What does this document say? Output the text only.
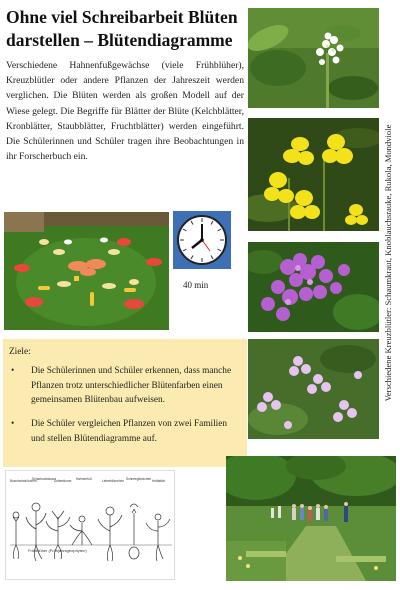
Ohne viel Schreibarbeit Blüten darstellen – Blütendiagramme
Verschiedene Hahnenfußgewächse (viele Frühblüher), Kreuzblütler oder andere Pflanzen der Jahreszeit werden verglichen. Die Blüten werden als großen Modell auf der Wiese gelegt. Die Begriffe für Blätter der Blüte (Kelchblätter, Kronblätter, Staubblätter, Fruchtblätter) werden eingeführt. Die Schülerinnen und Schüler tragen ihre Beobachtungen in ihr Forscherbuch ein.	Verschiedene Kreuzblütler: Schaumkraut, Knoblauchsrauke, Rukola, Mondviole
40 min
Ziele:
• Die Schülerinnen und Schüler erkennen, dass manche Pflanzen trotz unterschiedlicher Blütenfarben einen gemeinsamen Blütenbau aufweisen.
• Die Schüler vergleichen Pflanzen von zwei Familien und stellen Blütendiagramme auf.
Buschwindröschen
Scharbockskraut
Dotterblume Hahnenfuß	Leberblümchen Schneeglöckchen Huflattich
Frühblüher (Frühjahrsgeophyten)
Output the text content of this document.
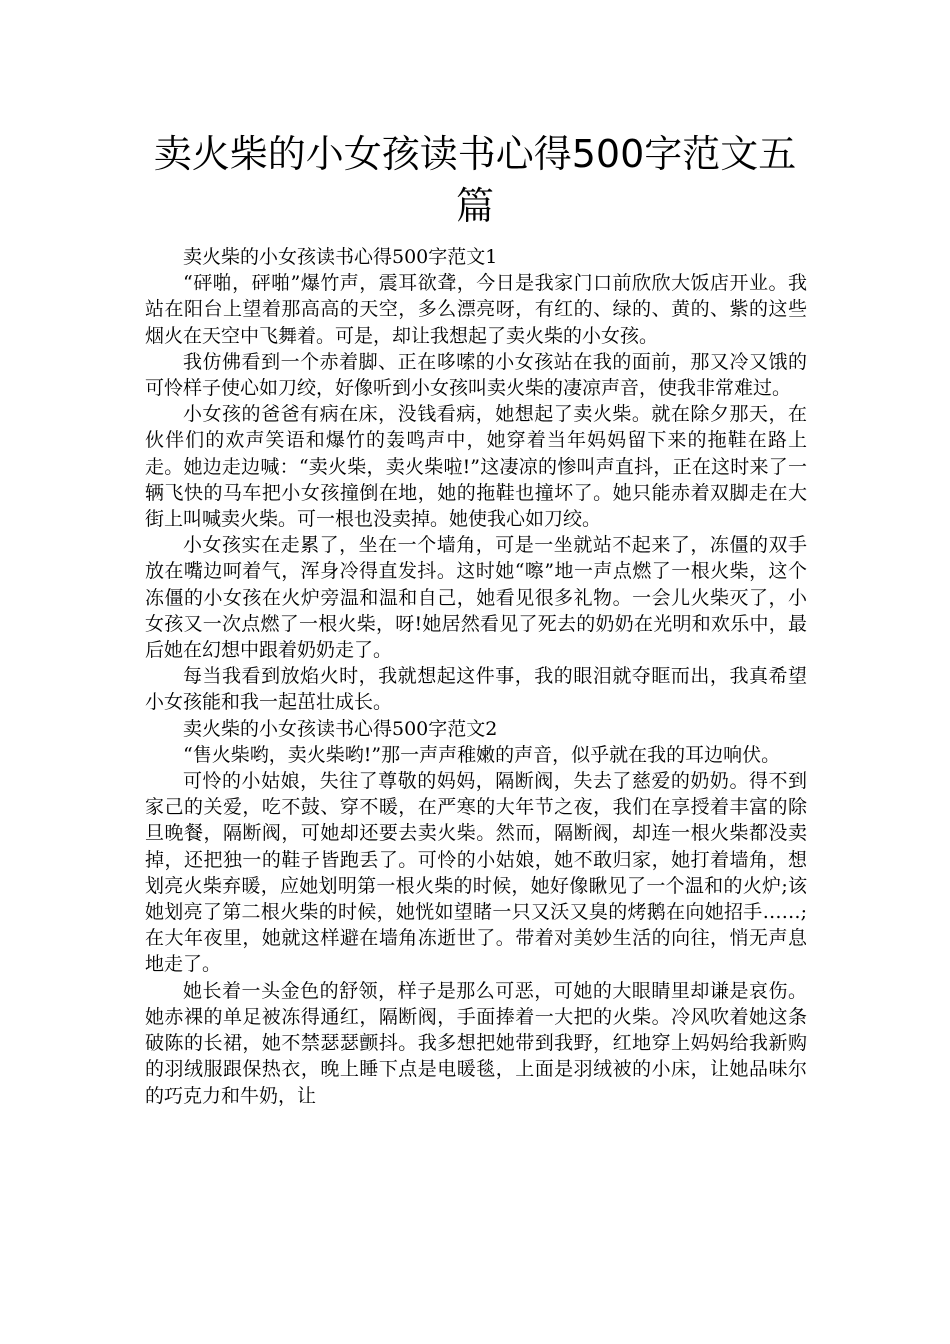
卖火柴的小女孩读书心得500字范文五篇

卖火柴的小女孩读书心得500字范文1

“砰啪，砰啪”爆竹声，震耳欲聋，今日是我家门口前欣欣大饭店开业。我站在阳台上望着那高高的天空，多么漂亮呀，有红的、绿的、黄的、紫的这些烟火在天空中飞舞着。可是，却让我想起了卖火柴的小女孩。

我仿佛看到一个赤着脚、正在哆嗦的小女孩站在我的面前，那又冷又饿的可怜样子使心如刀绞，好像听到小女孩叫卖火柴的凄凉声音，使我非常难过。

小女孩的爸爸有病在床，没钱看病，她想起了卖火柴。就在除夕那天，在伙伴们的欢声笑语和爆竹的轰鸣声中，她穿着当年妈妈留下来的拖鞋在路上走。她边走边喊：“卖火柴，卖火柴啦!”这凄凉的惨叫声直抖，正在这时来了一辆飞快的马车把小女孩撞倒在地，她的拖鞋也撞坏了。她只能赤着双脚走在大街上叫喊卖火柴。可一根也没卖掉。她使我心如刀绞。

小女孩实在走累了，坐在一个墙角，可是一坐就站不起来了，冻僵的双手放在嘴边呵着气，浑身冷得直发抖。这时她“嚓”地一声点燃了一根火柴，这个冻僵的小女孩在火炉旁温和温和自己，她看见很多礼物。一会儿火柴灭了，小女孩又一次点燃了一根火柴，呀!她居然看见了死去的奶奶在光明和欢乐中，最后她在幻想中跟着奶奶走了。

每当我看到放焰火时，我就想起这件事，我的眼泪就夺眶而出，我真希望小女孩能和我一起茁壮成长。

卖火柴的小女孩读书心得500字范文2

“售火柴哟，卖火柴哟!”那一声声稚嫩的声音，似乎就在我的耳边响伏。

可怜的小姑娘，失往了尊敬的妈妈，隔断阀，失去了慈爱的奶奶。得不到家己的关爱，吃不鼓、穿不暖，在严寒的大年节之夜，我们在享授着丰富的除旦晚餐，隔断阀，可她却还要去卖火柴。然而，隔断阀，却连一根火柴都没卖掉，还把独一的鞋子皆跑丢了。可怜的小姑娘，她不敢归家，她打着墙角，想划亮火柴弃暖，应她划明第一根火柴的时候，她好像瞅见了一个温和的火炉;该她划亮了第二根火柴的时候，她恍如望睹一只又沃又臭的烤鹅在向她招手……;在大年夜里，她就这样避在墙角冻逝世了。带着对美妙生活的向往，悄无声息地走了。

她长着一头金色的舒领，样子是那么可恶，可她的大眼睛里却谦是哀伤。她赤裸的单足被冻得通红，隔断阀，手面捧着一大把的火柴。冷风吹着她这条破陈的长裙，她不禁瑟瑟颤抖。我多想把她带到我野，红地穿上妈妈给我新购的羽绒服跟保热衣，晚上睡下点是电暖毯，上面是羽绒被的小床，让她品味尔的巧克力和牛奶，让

**Problem:** Reproduce exactly and only the lines from the line that contains "Output the text content of this document." to the end of the data above, both ends included. No pictures go in the copy.

**Full solution:**
Output the text content of this document.
卖火柴的小女孩读书心得500字范文五篇

卖火柴的小女孩读书心得500字范文1

“砰啪，砰啪”爆竹声，震耳欲聋，今日是我家门口前欣欣大饭店开业。我站在阳台上望着那高高的天空，多么漂亮呀，有红的、绿的、黄的、紫的这些烟火在天空中飞舞着。可是，却让我想起了卖火柴的小女孩。

我仿佛看到一个赤着脚、正在哆嗦的小女孩站在我的面前，那又冷又饿的可怜样子使心如刀绞，好像听到小女孩叫卖火柴的凄凉声音，使我非常难过。

小女孩的爸爸有病在床，没钱看病，她想起了卖火柴。就在除夕那天，在伙伴们的欢声笑语和爆竹的轰鸣声中，她穿着当年妈妈留下来的拖鞋在路上走。她边走边喊：“卖火柴，卖火柴啦!”这凄凉的惨叫声直抖，正在这时来了一辆飞快的马车把小女孩撞倒在地，她的拖鞋也撞坏了。她只能赤着双脚走在大街上叫喊卖火柴。可一根也没卖掉。她使我心如刀绞。

小女孩实在走累了，坐在一个墙角，可是一坐就站不起来了，冻僵的双手放在嘴边呵着气，浑身冷得直发抖。这时她“嚓”地一声点燃了一根火柴，这个冻僵的小女孩在火炉旁温和温和自己，她看见很多礼物。一会儿火柴灭了，小女孩又一次点燃了一根火柴，呀!她居然看见了死去的奶奶在光明和欢乐中，最后她在幻想中跟着奶奶走了。

每当我看到放焰火时，我就想起这件事，我的眼泪就夺眶而出，我真希望小女孩能和我一起茁壮成长。

卖火柴的小女孩读书心得500字范文2

“售火柴哟，卖火柴哟!”那一声声稚嫩的声音，似乎就在我的耳边响伏。

可怜的小姑娘，失往了尊敬的妈妈，隔断阀，失去了慈爱的奶奶。得不到家己的关爱，吃不鼓、穿不暖，在严寒的大年节之夜，我们在享授着丰富的除旦晚餐，隔断阀，可她却还要去卖火柴。然而，隔断阀，却连一根火柴都没卖掉，还把独一的鞋子皆跑丢了。可怜的小姑娘，她不敢归家，她打着墙角，想划亮火柴弃暖，应她划明第一根火柴的时候，她好像瞅见了一个温和的火炉;该她划亮了第二根火柴的时候，她恍如望睹一只又沃又臭的烤鹅在向她招手……;在大年夜里，她就这样避在墙角冻逝世了。带着对美妙生活的向往，悄无声息地走了。

她长着一头金色的舒领，样子是那么可恶，可她的大眼睛里却谦是哀伤。她赤裸的单足被冻得通红，隔断阀，手面捧着一大把的火柴。冷风吹着她这条破陈的长裙，她不禁瑟瑟颤抖。我多想把她带到我野，红地穿上妈妈给我新购的羽绒服跟保热衣，晚上睡下点是电暖毯，上面是羽绒被的小床，让她品味尔的巧克力和牛奶，让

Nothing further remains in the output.